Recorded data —
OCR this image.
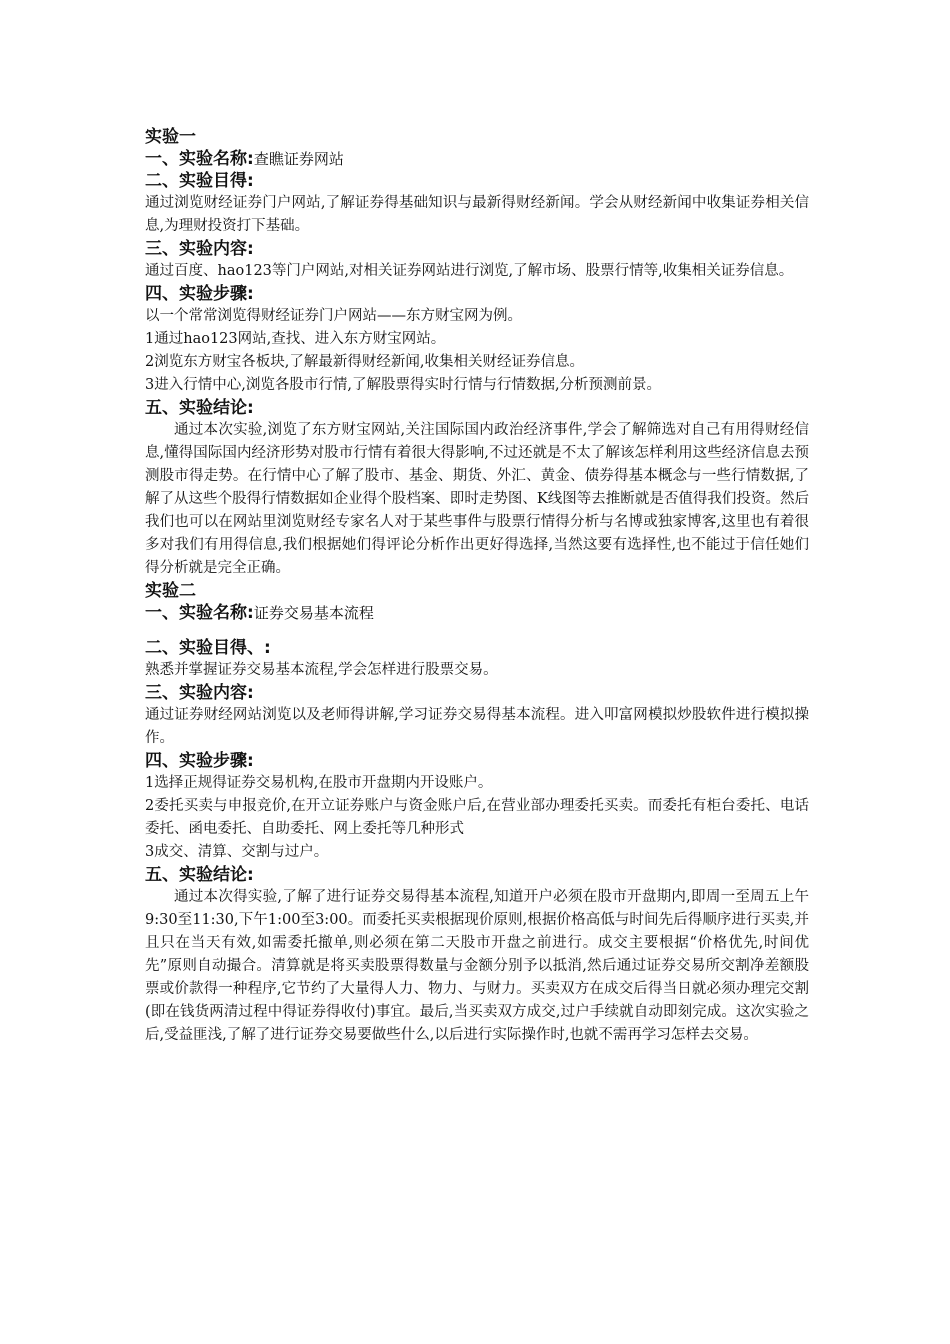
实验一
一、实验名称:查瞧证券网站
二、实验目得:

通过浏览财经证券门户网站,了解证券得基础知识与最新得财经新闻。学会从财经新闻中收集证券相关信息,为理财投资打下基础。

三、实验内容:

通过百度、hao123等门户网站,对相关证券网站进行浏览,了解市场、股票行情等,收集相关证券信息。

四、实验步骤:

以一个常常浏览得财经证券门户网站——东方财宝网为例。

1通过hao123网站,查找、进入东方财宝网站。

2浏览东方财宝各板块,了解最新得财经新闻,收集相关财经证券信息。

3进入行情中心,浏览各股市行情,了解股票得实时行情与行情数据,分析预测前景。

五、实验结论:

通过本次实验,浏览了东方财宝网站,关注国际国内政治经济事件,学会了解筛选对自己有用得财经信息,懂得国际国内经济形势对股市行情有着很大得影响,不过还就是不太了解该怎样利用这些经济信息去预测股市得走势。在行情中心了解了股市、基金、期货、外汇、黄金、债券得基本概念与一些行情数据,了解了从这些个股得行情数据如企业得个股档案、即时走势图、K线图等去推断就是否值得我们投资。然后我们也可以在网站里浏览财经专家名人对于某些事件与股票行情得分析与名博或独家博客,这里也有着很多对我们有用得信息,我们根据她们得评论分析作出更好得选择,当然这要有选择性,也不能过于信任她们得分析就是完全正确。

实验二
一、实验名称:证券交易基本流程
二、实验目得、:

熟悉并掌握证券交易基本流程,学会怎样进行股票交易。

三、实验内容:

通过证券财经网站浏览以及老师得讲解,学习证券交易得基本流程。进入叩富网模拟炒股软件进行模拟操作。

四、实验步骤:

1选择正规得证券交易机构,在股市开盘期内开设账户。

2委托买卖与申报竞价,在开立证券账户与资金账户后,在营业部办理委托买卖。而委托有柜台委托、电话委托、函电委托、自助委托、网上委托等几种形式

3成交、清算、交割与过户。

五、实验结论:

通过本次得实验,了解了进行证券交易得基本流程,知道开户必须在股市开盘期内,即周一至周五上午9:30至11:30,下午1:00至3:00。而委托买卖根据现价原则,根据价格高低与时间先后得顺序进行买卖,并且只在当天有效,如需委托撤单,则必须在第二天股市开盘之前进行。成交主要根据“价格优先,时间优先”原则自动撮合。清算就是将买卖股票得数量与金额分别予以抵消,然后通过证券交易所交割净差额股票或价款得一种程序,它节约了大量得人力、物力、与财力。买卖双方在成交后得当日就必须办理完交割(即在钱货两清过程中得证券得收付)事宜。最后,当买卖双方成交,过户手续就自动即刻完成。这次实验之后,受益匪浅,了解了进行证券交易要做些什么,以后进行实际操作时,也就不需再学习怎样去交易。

--

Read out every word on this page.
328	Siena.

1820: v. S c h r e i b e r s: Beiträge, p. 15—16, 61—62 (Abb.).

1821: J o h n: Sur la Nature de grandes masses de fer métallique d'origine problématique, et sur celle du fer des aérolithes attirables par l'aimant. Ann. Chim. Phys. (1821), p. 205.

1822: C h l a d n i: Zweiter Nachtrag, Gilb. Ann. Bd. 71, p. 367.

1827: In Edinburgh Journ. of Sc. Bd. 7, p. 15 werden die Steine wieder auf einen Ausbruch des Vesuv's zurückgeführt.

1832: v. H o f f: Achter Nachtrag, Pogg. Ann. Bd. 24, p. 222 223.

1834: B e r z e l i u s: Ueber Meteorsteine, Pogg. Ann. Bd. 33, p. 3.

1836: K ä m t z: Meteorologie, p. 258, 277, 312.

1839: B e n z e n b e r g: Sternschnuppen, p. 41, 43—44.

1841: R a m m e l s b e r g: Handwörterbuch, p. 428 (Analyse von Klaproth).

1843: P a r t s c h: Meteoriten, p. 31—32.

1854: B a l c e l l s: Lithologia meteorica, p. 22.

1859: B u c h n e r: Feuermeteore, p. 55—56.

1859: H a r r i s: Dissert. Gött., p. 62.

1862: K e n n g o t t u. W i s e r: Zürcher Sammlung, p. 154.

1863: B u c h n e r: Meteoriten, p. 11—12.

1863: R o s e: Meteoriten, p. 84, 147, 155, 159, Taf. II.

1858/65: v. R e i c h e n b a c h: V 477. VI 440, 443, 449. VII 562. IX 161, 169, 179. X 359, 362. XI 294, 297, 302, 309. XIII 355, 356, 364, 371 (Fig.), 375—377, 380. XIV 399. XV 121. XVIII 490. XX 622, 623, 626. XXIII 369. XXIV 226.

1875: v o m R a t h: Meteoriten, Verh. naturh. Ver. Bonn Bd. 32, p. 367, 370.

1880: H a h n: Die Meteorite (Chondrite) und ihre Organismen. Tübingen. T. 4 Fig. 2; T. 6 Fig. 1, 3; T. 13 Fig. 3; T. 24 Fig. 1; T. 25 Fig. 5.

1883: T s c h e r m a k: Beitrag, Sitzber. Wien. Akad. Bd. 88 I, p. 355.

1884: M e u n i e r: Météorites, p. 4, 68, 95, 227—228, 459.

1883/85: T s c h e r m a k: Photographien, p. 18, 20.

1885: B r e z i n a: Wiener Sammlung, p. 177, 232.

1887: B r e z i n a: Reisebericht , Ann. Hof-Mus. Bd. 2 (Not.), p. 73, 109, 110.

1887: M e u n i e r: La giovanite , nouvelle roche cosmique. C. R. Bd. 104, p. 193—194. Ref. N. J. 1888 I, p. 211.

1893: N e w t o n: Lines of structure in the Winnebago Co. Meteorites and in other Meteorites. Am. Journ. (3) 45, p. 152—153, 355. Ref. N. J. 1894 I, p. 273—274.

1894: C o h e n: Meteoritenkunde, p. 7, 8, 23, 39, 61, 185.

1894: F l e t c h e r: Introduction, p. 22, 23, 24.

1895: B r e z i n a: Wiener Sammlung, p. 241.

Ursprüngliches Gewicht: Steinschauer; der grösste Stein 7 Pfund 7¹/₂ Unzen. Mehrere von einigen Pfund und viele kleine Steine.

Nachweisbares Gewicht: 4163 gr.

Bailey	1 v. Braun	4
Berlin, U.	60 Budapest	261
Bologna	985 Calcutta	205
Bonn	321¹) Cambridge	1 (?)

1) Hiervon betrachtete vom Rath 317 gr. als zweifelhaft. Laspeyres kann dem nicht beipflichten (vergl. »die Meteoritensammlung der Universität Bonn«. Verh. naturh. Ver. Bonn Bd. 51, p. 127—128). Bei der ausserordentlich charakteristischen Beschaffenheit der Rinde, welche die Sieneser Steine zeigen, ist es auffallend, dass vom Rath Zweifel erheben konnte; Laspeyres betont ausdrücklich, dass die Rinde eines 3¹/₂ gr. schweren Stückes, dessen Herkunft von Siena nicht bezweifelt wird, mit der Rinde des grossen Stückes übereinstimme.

Set problem — Which lines contain "Gewicht"? Show each of them.

Task solution —
Ursprüngliches Gewicht: Steinschauer; der grösste Stein 7 Pfund 7¹/₂ Unzen. Mehrere von einigen Pfund und viele kleine Steine.
Nachweisbares Gewicht: 4163 gr.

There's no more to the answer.